▶ **Task prompt**:
Print all of the entries exactly, minus the pictures.

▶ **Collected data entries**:

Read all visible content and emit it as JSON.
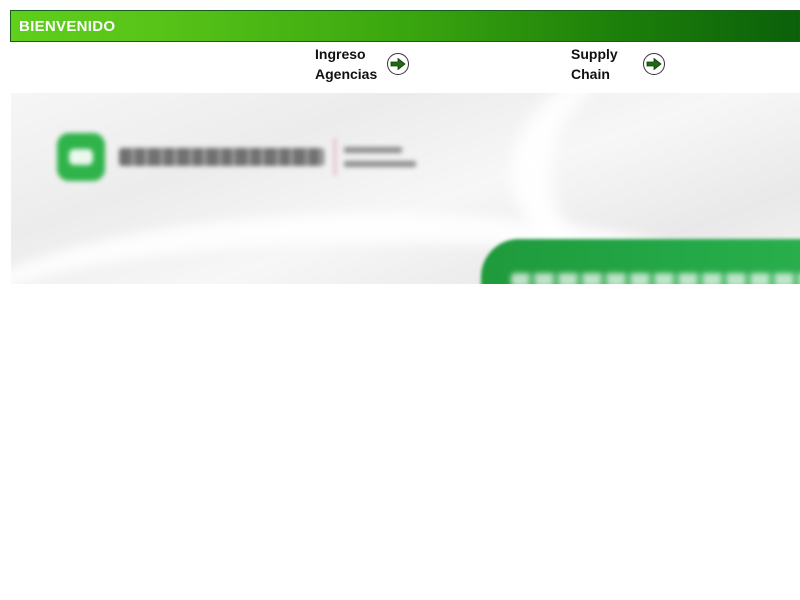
{
  "header": {
    "title": "BIENVENIDO",
    "gradient_start": "#5fce1c",
    "gradient_end": "#0b600a"
  },
  "nav": {
    "ingreso": {
      "line1": "Ingreso",
      "line2": "Agencias",
      "icon": "arrow-right-icon"
    },
    "supply": {
      "line1": "Supply",
      "line2": "Chain",
      "icon": "arrow-right-icon"
    }
  },
  "banner": {
    "brand_color": "#2fb34a",
    "accent_color": "#25a948"
  }
}
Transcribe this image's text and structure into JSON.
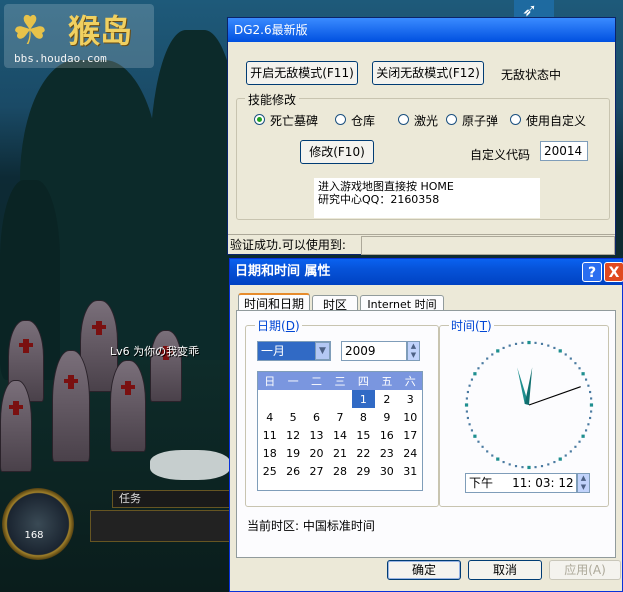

▶ **Exercise result**:
Read all visible content and emit it as JSON.
{
  "header": {
    "title": "BIENVENIDO",
    "gradient_start": "#5fce1c",
    "gradient_end": "#0b600a"
  },
  "nav": {
    "ingreso": {
      "line1": "Ingreso",
      "line2": "Agencias",
      "icon": "arrow-right-icon"
    },
    "supply": {
      "line1": "Supply",
      "line2": "Chain",
      "icon": "arrow-right-icon"
    }
  },
  "banner": {
    "brand_color": "#2fb34a",
    "accent_color": "#25a948"
  }
}
Transcribe this image's text and structure into JSON.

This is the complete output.